■ **Records from a dataset**:
↓

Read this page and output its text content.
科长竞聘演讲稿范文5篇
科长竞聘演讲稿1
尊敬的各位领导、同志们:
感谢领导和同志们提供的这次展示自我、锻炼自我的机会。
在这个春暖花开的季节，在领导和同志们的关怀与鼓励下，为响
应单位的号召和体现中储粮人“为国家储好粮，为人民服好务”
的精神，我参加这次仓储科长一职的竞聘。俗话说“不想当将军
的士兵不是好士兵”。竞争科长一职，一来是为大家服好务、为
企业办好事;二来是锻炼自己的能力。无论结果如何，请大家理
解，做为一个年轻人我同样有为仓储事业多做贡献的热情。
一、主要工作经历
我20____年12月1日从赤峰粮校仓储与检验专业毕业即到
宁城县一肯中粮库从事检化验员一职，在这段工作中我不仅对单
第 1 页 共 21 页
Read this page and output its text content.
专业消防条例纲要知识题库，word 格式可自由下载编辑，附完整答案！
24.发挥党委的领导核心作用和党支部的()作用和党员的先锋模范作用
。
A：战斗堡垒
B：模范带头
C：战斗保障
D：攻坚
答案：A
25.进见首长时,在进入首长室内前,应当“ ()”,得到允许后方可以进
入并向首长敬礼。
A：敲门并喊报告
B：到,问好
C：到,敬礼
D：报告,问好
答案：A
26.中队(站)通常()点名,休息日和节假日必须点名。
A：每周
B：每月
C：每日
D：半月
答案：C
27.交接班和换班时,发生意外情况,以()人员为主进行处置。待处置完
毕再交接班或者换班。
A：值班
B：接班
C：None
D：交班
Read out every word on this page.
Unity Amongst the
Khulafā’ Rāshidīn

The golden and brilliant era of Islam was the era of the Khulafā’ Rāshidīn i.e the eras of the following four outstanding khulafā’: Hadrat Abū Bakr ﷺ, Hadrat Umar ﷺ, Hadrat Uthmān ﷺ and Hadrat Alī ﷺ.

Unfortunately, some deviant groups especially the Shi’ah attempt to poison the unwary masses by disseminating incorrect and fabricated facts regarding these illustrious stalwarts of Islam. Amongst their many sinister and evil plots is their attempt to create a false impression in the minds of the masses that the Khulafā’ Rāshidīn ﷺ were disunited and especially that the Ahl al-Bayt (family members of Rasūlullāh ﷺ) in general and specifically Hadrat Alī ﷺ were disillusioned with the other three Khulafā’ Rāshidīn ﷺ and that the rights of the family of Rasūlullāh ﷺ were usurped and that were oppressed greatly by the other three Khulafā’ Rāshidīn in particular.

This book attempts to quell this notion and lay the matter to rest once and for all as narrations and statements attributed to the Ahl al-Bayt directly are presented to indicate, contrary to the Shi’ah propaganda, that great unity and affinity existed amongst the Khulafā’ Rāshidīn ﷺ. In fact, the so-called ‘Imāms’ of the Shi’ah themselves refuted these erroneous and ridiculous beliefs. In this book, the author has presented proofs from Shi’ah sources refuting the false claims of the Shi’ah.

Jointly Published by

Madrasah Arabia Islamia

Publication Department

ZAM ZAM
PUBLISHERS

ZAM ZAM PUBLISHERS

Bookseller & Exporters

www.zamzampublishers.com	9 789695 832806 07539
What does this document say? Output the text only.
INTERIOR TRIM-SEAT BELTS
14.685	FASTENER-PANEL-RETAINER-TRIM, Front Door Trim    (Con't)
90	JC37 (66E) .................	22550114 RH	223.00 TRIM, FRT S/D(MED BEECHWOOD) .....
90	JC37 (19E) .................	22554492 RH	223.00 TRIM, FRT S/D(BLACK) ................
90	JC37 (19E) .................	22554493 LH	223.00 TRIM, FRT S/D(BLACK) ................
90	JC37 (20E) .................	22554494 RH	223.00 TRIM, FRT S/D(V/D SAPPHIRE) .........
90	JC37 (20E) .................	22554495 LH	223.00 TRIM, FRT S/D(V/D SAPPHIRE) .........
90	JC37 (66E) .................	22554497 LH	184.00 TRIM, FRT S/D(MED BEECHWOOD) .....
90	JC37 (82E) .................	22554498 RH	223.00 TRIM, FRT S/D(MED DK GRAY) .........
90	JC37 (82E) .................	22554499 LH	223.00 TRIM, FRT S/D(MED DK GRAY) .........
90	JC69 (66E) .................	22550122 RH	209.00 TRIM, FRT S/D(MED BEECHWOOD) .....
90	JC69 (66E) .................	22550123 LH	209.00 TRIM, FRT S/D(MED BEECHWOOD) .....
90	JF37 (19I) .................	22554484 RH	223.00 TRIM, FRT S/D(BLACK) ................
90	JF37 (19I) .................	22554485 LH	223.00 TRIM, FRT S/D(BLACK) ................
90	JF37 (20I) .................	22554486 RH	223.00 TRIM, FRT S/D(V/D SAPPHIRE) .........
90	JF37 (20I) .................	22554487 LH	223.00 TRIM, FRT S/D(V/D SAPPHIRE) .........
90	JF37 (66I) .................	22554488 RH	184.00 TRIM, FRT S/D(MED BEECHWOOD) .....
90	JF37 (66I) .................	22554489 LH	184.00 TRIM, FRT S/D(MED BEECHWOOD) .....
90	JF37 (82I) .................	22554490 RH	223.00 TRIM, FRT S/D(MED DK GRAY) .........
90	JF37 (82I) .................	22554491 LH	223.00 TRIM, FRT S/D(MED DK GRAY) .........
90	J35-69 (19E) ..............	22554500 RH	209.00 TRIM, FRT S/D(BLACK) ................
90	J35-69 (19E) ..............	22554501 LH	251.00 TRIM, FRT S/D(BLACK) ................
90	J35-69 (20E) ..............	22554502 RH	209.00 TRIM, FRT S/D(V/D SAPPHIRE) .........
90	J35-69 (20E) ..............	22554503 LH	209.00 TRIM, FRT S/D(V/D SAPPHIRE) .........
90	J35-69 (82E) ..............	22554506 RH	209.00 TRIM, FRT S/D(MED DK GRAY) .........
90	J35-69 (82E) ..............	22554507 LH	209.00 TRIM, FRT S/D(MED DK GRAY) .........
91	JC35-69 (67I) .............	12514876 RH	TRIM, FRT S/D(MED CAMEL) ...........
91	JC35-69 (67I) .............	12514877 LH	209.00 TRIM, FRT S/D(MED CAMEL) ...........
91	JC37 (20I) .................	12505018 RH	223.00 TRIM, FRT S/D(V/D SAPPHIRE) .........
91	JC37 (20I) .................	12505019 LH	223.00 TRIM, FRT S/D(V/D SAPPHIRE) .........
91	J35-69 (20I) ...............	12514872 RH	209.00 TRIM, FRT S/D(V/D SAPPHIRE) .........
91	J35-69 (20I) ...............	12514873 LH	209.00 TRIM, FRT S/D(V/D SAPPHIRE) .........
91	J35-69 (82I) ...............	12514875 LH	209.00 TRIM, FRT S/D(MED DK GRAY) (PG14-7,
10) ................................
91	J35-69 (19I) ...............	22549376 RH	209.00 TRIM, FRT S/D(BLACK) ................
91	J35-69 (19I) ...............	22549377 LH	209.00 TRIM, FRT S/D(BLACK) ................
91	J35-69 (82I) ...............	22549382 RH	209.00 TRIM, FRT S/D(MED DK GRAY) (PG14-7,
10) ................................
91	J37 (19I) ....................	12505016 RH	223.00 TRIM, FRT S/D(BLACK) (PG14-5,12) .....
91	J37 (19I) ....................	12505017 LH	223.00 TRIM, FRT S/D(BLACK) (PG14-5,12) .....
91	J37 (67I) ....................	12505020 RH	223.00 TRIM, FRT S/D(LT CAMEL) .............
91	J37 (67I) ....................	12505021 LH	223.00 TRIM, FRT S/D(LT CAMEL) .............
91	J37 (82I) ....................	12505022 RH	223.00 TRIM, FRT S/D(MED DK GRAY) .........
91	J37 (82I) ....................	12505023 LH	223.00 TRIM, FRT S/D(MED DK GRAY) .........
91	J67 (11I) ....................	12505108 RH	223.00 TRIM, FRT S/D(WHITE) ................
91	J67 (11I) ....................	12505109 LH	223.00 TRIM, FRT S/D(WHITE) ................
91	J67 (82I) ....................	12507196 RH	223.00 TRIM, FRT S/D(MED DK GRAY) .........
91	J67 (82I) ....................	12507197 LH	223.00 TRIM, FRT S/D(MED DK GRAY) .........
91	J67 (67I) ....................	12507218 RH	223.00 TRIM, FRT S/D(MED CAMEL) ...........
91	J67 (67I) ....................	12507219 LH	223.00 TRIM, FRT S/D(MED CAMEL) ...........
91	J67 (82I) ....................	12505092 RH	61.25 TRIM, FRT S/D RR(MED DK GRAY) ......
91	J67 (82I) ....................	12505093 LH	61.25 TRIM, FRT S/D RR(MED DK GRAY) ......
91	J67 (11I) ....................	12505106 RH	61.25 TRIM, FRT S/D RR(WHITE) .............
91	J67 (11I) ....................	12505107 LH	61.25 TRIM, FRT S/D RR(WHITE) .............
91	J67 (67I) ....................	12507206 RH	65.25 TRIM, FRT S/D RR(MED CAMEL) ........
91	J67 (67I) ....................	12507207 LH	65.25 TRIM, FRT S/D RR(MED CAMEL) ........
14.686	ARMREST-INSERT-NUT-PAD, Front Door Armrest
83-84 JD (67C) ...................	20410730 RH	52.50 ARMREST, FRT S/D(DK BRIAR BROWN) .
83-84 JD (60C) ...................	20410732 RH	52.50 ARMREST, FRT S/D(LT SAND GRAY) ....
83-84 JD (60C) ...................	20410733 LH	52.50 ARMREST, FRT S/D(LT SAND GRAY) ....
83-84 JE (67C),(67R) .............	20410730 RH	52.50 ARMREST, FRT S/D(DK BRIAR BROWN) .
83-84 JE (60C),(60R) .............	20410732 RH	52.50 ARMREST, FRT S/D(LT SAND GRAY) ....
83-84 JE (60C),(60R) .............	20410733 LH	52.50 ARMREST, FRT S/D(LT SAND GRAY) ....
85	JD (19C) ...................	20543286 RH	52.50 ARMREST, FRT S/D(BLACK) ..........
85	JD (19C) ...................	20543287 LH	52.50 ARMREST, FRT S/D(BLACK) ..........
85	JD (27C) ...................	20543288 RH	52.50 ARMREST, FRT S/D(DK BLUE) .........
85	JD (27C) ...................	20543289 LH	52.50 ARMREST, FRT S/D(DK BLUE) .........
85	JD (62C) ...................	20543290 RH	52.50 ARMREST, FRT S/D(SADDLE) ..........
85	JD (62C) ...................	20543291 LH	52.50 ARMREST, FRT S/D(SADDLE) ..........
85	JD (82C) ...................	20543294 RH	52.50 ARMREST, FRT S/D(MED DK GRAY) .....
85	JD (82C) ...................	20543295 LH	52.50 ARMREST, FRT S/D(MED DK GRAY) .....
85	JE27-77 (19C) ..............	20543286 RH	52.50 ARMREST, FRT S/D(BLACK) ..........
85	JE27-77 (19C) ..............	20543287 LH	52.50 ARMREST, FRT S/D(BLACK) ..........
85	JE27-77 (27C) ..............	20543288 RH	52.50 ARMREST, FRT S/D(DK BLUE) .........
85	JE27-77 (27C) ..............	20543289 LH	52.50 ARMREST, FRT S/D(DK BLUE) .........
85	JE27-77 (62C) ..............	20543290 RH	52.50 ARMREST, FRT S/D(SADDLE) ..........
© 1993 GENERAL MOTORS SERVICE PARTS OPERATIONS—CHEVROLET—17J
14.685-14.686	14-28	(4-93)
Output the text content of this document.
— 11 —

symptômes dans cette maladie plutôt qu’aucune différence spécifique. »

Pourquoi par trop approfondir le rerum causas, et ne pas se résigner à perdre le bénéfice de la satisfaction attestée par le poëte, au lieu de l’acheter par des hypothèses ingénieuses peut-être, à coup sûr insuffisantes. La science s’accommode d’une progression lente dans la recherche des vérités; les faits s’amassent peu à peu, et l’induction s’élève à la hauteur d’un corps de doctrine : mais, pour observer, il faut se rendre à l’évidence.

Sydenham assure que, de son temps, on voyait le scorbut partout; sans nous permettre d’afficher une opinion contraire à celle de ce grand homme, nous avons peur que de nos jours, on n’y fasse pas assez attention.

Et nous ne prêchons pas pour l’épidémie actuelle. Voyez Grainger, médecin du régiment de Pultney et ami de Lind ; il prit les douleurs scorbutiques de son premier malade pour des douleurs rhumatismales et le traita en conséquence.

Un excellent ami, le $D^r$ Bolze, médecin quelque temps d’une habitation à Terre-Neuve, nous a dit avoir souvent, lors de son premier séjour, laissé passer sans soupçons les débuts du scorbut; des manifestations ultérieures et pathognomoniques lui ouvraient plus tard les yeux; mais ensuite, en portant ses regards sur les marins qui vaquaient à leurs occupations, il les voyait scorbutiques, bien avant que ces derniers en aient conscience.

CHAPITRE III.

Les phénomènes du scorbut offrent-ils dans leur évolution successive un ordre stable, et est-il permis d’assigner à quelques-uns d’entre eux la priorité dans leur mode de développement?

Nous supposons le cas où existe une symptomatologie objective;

↑

Go through the listing above and pull out each line containing the word "BROWN".

■ **Expected answer**:
83-84 JD (67C) ...................	20410730 RH	52.50 ARMREST, FRT S/D(DK BRIAR BROWN) .
83-84 JE (67C),(67R) .............	20410730 RH	52.50 ARMREST, FRT S/D(DK BRIAR BROWN) .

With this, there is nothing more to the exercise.